- [To do]:
Pick out each line of the records that includes the string "could", and copy it.

- [Data section]:
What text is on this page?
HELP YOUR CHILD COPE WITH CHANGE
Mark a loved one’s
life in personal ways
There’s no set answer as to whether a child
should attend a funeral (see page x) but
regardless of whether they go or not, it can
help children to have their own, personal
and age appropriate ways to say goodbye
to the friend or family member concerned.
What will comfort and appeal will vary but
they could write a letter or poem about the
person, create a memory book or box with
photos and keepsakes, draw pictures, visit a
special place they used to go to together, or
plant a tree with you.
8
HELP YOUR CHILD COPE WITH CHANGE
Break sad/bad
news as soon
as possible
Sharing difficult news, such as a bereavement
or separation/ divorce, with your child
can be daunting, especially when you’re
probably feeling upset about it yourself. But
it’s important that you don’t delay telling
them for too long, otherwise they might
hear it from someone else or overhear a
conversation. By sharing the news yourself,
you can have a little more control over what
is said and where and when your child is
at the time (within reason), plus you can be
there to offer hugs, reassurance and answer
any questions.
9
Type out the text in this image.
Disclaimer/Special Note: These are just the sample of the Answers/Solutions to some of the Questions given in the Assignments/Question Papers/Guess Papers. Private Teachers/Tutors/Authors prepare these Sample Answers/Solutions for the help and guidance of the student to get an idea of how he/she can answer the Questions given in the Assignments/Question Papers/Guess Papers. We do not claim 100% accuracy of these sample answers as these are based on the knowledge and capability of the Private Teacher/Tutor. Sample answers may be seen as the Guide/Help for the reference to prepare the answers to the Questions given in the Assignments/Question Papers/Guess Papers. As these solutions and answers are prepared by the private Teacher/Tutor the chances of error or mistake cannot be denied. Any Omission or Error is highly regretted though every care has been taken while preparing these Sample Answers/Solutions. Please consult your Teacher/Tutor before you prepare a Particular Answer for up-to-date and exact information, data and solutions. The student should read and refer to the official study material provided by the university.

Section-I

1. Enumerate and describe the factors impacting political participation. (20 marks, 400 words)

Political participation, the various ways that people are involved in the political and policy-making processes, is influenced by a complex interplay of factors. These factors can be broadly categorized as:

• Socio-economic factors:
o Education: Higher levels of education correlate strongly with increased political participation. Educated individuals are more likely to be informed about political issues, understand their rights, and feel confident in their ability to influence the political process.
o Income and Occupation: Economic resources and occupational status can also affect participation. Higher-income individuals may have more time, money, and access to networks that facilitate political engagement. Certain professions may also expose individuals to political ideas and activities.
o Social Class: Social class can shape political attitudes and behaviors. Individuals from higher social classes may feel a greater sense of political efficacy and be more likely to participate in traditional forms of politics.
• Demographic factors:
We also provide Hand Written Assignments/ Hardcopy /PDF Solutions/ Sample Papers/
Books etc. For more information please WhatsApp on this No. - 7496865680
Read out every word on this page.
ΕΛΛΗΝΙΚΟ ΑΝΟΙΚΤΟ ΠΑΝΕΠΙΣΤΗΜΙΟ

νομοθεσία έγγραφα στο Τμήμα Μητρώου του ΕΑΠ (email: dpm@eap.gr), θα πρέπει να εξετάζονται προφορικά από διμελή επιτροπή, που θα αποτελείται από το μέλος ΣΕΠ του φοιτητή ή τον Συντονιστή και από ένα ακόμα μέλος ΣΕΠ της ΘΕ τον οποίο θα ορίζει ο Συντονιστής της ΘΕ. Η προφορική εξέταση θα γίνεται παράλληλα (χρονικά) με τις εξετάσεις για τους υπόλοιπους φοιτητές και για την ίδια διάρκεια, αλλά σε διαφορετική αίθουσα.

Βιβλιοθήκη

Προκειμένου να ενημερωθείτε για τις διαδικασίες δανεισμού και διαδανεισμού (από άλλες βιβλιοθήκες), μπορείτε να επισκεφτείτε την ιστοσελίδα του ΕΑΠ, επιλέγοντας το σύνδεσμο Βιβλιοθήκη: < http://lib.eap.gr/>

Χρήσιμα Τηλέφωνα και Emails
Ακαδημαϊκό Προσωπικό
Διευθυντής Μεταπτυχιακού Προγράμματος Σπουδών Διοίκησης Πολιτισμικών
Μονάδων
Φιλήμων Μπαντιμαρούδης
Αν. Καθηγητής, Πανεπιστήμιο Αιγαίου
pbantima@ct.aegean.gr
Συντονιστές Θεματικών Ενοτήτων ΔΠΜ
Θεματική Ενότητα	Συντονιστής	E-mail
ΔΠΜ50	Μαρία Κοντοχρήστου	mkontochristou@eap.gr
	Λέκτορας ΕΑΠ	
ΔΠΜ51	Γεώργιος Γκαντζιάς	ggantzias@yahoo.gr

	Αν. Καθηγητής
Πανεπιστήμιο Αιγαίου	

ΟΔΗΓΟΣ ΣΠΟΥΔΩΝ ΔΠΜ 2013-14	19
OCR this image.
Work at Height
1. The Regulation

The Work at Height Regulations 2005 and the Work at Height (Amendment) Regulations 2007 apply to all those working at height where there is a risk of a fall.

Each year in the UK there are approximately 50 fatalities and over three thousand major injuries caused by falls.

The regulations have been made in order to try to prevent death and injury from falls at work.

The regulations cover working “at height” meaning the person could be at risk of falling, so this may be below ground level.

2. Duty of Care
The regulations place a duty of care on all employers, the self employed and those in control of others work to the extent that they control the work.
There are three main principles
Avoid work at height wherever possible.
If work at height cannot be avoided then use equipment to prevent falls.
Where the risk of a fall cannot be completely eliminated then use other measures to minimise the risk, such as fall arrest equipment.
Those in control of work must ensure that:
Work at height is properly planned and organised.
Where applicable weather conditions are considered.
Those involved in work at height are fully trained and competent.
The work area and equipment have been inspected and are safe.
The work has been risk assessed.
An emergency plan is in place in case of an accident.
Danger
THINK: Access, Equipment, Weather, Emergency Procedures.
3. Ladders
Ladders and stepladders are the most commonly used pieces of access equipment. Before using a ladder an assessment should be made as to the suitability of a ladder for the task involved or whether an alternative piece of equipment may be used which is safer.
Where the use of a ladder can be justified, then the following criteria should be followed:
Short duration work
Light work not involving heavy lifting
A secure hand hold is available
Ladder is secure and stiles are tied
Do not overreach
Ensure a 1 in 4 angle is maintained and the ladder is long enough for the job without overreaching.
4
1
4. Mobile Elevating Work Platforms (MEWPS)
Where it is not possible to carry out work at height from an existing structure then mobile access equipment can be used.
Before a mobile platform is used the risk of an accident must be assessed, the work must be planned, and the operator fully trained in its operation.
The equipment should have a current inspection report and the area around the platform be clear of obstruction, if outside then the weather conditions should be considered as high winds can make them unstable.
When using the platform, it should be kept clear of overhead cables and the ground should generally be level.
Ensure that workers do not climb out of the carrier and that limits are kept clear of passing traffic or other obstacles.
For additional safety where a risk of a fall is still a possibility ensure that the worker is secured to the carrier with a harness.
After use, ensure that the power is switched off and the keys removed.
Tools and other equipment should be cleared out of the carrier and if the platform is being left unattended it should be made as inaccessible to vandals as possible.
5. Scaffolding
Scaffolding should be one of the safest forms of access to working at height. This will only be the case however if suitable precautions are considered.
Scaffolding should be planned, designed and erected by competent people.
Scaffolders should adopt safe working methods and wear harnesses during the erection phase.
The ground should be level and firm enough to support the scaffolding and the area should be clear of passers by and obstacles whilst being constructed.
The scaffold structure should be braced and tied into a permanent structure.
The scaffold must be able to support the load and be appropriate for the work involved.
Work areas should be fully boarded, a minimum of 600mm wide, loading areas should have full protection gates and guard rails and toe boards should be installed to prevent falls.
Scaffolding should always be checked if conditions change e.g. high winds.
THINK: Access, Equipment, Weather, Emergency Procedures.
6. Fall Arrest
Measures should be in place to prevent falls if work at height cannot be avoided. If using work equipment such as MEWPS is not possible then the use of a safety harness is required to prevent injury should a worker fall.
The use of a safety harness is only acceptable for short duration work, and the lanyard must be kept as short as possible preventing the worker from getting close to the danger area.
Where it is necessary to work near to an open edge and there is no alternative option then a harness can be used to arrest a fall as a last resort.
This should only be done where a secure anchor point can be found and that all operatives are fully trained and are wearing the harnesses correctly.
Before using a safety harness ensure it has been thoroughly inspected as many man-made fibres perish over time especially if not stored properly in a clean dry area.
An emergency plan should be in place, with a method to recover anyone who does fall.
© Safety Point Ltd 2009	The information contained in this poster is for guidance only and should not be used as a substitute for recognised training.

- [Expected answer]:
they could write a letter or poem about the
The regulations cover working “at height” meaning the person could be at risk of falling, so this may be below ground level.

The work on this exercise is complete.